#### EXERCISE DESCRIPTION
Would you write out the listing verbatim and skip every picture in it?
_ _ _ _ _ _ _
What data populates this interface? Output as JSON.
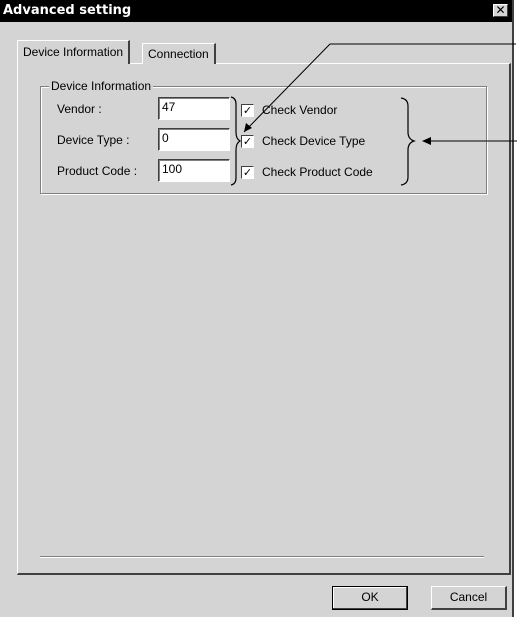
{
  "window": {
    "title": "Advanced setting"
  },
  "tabs": [
    {
      "label": "Device Information",
      "active": true
    },
    {
      "label": "Connection",
      "active": false
    }
  ],
  "group": {
    "title": "Device Information",
    "rows": [
      {
        "label": "Vendor :",
        "value": "47",
        "check_label": "Check Vendor",
        "checked": true
      },
      {
        "label": "Device Type :",
        "value": "0",
        "check_label": "Check Device Type",
        "checked": true
      },
      {
        "label": "Product Code :",
        "value": "100",
        "check_label": "Check Product Code",
        "checked": true
      }
    ]
  },
  "buttons": {
    "ok": "OK",
    "cancel": "Cancel"
  },
  "icons": {
    "close": "close-icon",
    "check": "checkmark-icon"
  }
}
_ _ _ _ _ _ _
#### ANSWER FOR THE TASK
What data populates this interface? Output as JSON.
{
  "window": {
    "title": "Advanced setting"
  },
  "tabs": [
    {
      "label": "Device Information",
      "active": true
    },
    {
      "label": "Connection",
      "active": false
    }
  ],
  "group": {
    "title": "Device Information",
    "rows": [
      {
        "label": "Vendor :",
        "value": "47",
        "check_label": "Check Vendor",
        "checked": true
      },
      {
        "label": "Device Type :",
        "value": "0",
        "check_label": "Check Device Type",
        "checked": true
      },
      {
        "label": "Product Code :",
        "value": "100",
        "check_label": "Check Product Code",
        "checked": true
      }
    ]
  },
  "buttons": {
    "ok": "OK",
    "cancel": "Cancel"
  },
  "icons": {
    "close": "close-icon",
    "check": "checkmark-icon"
  }
}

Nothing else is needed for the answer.